Stored dataset items:
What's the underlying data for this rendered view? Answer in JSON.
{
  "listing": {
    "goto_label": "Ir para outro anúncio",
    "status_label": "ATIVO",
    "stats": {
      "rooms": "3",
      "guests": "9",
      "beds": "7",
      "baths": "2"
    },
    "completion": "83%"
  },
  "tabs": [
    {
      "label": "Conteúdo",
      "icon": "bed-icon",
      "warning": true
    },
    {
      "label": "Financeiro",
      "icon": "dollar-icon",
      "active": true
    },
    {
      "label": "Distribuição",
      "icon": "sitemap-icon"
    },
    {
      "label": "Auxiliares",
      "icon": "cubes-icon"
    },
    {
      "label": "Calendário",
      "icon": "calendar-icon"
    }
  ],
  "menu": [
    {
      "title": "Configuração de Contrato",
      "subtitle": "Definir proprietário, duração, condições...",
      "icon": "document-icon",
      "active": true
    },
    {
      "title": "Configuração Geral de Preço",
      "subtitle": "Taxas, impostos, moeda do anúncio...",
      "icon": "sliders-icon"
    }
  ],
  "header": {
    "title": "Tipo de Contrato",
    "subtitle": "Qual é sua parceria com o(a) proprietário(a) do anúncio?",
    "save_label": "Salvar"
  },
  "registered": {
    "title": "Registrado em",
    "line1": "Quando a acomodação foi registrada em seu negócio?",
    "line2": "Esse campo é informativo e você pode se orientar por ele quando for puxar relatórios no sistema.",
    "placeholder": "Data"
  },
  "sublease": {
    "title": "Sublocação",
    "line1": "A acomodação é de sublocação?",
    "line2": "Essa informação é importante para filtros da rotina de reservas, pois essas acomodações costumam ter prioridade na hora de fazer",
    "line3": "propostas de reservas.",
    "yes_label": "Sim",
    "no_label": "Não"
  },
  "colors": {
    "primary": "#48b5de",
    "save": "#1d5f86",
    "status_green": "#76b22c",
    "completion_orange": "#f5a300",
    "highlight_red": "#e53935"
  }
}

SHORT PROBLEM >> Return each line of the data exactly as written above.

CORRECT RESULT >>
What's the underlying data for this rendered view? Answer in JSON.
{
  "listing": {
    "goto_label": "Ir para outro anúncio",
    "status_label": "ATIVO",
    "stats": {
      "rooms": "3",
      "guests": "9",
      "beds": "7",
      "baths": "2"
    },
    "completion": "83%"
  },
  "tabs": [
    {
      "label": "Conteúdo",
      "icon": "bed-icon",
      "warning": true
    },
    {
      "label": "Financeiro",
      "icon": "dollar-icon",
      "active": true
    },
    {
      "label": "Distribuição",
      "icon": "sitemap-icon"
    },
    {
      "label": "Auxiliares",
      "icon": "cubes-icon"
    },
    {
      "label": "Calendário",
      "icon": "calendar-icon"
    }
  ],
  "menu": [
    {
      "title": "Configuração de Contrato",
      "subtitle": "Definir proprietário, duração, condições...",
      "icon": "document-icon",
      "active": true
    },
    {
      "title": "Configuração Geral de Preço",
      "subtitle": "Taxas, impostos, moeda do anúncio...",
      "icon": "sliders-icon"
    }
  ],
  "header": {
    "title": "Tipo de Contrato",
    "subtitle": "Qual é sua parceria com o(a) proprietário(a) do anúncio?",
    "save_label": "Salvar"
  },
  "registered": {
    "title": "Registrado em",
    "line1": "Quando a acomodação foi registrada em seu negócio?",
    "line2": "Esse campo é informativo e você pode se orientar por ele quando for puxar relatórios no sistema.",
    "placeholder": "Data"
  },
  "sublease": {
    "title": "Sublocação",
    "line1": "A acomodação é de sublocação?",
    "line2": "Essa informação é importante para filtros da rotina de reservas, pois essas acomodações costumam ter prioridade na hora de fazer",
    "line3": "propostas de reservas.",
    "yes_label": "Sim",
    "no_label": "Não"
  },
  "colors": {
    "primary": "#48b5de",
    "save": "#1d5f86",
    "status_green": "#76b22c",
    "completion_orange": "#f5a300",
    "highlight_red": "#e53935"
  }
}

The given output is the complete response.